* start SUPPLIED INFORMATION *

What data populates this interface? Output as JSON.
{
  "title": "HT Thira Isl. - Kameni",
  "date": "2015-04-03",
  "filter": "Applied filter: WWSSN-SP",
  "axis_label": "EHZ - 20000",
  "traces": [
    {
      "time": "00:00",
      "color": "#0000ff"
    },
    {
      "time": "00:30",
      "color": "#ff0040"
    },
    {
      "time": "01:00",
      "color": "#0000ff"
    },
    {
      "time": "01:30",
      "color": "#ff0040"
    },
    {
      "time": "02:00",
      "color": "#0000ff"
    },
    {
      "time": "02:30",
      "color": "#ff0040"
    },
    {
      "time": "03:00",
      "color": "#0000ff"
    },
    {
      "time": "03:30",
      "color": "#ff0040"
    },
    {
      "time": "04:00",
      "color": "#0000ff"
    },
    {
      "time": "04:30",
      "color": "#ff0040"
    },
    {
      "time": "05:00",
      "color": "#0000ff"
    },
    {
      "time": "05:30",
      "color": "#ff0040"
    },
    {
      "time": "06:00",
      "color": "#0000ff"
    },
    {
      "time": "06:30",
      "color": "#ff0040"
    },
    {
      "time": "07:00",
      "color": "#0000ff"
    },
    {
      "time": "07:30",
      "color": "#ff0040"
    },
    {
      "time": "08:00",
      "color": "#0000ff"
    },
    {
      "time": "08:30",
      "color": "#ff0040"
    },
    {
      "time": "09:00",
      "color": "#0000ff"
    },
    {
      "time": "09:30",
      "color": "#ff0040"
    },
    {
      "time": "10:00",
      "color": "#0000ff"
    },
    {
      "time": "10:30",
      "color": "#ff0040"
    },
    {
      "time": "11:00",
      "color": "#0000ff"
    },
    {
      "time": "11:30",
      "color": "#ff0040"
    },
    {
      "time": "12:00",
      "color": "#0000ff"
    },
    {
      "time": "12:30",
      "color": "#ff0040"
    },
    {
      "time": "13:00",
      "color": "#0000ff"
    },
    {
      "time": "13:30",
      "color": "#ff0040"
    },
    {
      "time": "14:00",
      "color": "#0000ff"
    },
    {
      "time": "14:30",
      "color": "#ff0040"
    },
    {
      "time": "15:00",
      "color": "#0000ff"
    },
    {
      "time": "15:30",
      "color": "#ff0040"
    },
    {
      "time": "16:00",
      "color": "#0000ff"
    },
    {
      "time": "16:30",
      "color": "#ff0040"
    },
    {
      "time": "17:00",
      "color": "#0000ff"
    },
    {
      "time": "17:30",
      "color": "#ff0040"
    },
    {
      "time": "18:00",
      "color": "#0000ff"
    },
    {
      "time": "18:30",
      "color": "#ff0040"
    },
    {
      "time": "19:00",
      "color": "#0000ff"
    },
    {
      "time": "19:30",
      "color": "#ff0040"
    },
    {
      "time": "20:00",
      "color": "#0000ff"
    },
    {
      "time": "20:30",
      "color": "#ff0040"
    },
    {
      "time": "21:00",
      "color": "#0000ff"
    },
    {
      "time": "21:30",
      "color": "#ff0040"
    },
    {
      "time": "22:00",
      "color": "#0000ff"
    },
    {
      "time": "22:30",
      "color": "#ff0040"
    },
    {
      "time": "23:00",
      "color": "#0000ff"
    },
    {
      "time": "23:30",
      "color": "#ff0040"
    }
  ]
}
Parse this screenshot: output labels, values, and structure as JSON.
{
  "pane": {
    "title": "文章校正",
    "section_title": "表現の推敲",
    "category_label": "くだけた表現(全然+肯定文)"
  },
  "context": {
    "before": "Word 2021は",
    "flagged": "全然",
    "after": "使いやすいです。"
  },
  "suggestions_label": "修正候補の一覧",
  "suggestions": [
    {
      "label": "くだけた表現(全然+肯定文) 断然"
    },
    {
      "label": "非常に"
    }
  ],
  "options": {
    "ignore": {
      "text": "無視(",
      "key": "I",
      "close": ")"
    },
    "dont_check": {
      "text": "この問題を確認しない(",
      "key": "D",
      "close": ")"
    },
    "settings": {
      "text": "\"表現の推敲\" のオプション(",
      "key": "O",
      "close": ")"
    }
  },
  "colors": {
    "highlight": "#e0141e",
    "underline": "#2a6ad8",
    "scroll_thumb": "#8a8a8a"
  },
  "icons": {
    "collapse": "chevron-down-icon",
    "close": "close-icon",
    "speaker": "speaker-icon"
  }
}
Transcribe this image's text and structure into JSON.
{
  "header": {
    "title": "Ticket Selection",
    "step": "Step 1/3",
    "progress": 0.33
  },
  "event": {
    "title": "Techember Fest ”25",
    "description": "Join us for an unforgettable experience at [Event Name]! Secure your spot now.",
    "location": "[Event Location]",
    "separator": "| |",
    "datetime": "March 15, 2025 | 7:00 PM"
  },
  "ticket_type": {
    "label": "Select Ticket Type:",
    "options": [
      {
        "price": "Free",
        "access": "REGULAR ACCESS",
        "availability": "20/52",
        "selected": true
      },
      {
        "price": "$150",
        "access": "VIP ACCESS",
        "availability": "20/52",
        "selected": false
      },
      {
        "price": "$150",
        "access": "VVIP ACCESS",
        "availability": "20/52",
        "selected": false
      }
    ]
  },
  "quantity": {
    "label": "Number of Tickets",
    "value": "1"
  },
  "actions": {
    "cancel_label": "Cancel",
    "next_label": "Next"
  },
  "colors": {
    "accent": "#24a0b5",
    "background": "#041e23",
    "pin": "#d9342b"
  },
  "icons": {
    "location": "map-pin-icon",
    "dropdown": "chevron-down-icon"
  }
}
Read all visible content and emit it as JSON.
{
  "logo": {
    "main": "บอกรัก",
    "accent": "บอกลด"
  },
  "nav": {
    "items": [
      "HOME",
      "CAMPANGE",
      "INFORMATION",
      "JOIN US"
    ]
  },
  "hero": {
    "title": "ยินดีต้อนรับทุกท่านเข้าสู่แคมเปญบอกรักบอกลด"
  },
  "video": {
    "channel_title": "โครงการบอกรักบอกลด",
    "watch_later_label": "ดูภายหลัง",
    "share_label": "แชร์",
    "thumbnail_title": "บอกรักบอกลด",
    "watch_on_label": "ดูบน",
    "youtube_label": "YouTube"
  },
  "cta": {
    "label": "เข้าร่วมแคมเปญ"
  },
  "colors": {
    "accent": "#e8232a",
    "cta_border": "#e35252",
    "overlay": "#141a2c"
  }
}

* end SUPPLIED INFORMATION *

▸ **EXERCISE DIRECTIONS**
Extract each line of the listing above, copying it word for word.

▸ **THE ANSWER**
What data populates this interface? Output as JSON.
{
  "title": "HT Thira Isl. - Kameni",
  "date": "2015-04-03",
  "filter": "Applied filter: WWSSN-SP",
  "axis_label": "EHZ - 20000",
  "traces": [
    {
      "time": "00:00",
      "color": "#0000ff"
    },
    {
      "time": "00:30",
      "color": "#ff0040"
    },
    {
      "time": "01:00",
      "color": "#0000ff"
    },
    {
      "time": "01:30",
      "color": "#ff0040"
    },
    {
      "time": "02:00",
      "color": "#0000ff"
    },
    {
      "time": "02:30",
      "color": "#ff0040"
    },
    {
      "time": "03:00",
      "color": "#0000ff"
    },
    {
      "time": "03:30",
      "color": "#ff0040"
    },
    {
      "time": "04:00",
      "color": "#0000ff"
    },
    {
      "time": "04:30",
      "color": "#ff0040"
    },
    {
      "time": "05:00",
      "color": "#0000ff"
    },
    {
      "time": "05:30",
      "color": "#ff0040"
    },
    {
      "time": "06:00",
      "color": "#0000ff"
    },
    {
      "time": "06:30",
      "color": "#ff0040"
    },
    {
      "time": "07:00",
      "color": "#0000ff"
    },
    {
      "time": "07:30",
      "color": "#ff0040"
    },
    {
      "time": "08:00",
      "color": "#0000ff"
    },
    {
      "time": "08:30",
      "color": "#ff0040"
    },
    {
      "time": "09:00",
      "color": "#0000ff"
    },
    {
      "time": "09:30",
      "color": "#ff0040"
    },
    {
      "time": "10:00",
      "color": "#0000ff"
    },
    {
      "time": "10:30",
      "color": "#ff0040"
    },
    {
      "time": "11:00",
      "color": "#0000ff"
    },
    {
      "time": "11:30",
      "color": "#ff0040"
    },
    {
      "time": "12:00",
      "color": "#0000ff"
    },
    {
      "time": "12:30",
      "color": "#ff0040"
    },
    {
      "time": "13:00",
      "color": "#0000ff"
    },
    {
      "time": "13:30",
      "color": "#ff0040"
    },
    {
      "time": "14:00",
      "color": "#0000ff"
    },
    {
      "time": "14:30",
      "color": "#ff0040"
    },
    {
      "time": "15:00",
      "color": "#0000ff"
    },
    {
      "time": "15:30",
      "color": "#ff0040"
    },
    {
      "time": "16:00",
      "color": "#0000ff"
    },
    {
      "time": "16:30",
      "color": "#ff0040"
    },
    {
      "time": "17:00",
      "color": "#0000ff"
    },
    {
      "time": "17:30",
      "color": "#ff0040"
    },
    {
      "time": "18:00",
      "color": "#0000ff"
    },
    {
      "time": "18:30",
      "color": "#ff0040"
    },
    {
      "time": "19:00",
      "color": "#0000ff"
    },
    {
      "time": "19:30",
      "color": "#ff0040"
    },
    {
      "time": "20:00",
      "color": "#0000ff"
    },
    {
      "time": "20:30",
      "color": "#ff0040"
    },
    {
      "time": "21:00",
      "color": "#0000ff"
    },
    {
      "time": "21:30",
      "color": "#ff0040"
    },
    {
      "time": "22:00",
      "color": "#0000ff"
    },
    {
      "time": "22:30",
      "color": "#ff0040"
    },
    {
      "time": "23:00",
      "color": "#0000ff"
    },
    {
      "time": "23:30",
      "color": "#ff0040"
    }
  ]
}
Parse this screenshot: output labels, values, and structure as JSON.
{
  "pane": {
    "title": "文章校正",
    "section_title": "表現の推敲",
    "category_label": "くだけた表現(全然+肯定文)"
  },
  "context": {
    "before": "Word 2021は",
    "flagged": "全然",
    "after": "使いやすいです。"
  },
  "suggestions_label": "修正候補の一覧",
  "suggestions": [
    {
      "label": "くだけた表現(全然+肯定文) 断然"
    },
    {
      "label": "非常に"
    }
  ],
  "options": {
    "ignore": {
      "text": "無視(",
      "key": "I",
      "close": ")"
    },
    "dont_check": {
      "text": "この問題を確認しない(",
      "key": "D",
      "close": ")"
    },
    "settings": {
      "text": "\"表現の推敲\" のオプション(",
      "key": "O",
      "close": ")"
    }
  },
  "colors": {
    "highlight": "#e0141e",
    "underline": "#2a6ad8",
    "scroll_thumb": "#8a8a8a"
  },
  "icons": {
    "collapse": "chevron-down-icon",
    "close": "close-icon",
    "speaker": "speaker-icon"
  }
}
Transcribe this image's text and structure into JSON.
{
  "header": {
    "title": "Ticket Selection",
    "step": "Step 1/3",
    "progress": 0.33
  },
  "event": {
    "title": "Techember Fest ”25",
    "description": "Join us for an unforgettable experience at [Event Name]! Secure your spot now.",
    "location": "[Event Location]",
    "separator": "| |",
    "datetime": "March 15, 2025 | 7:00 PM"
  },
  "ticket_type": {
    "label": "Select Ticket Type:",
    "options": [
      {
        "price": "Free",
        "access": "REGULAR ACCESS",
        "availability": "20/52",
        "selected": true
      },
      {
        "price": "$150",
        "access": "VIP ACCESS",
        "availability": "20/52",
        "selected": false
      },
      {
        "price": "$150",
        "access": "VVIP ACCESS",
        "availability": "20/52",
        "selected": false
      }
    ]
  },
  "quantity": {
    "label": "Number of Tickets",
    "value": "1"
  },
  "actions": {
    "cancel_label": "Cancel",
    "next_label": "Next"
  },
  "colors": {
    "accent": "#24a0b5",
    "background": "#041e23",
    "pin": "#d9342b"
  },
  "icons": {
    "location": "map-pin-icon",
    "dropdown": "chevron-down-icon"
  }
}
Read all visible content and emit it as JSON.
{
  "logo": {
    "main": "บอกรัก",
    "accent": "บอกลด"
  },
  "nav": {
    "items": [
      "HOME",
      "CAMPANGE",
      "INFORMATION",
      "JOIN US"
    ]
  },
  "hero": {
    "title": "ยินดีต้อนรับทุกท่านเข้าสู่แคมเปญบอกรักบอกลด"
  },
  "video": {
    "channel_title": "โครงการบอกรักบอกลด",
    "watch_later_label": "ดูภายหลัง",
    "share_label": "แชร์",
    "thumbnail_title": "บอกรักบอกลด",
    "watch_on_label": "ดูบน",
    "youtube_label": "YouTube"
  },
  "cta": {
    "label": "เข้าร่วมแคมเปญ"
  },
  "colors": {
    "accent": "#e8232a",
    "cta_border": "#e35252",
    "overlay": "#141a2c"
  }
}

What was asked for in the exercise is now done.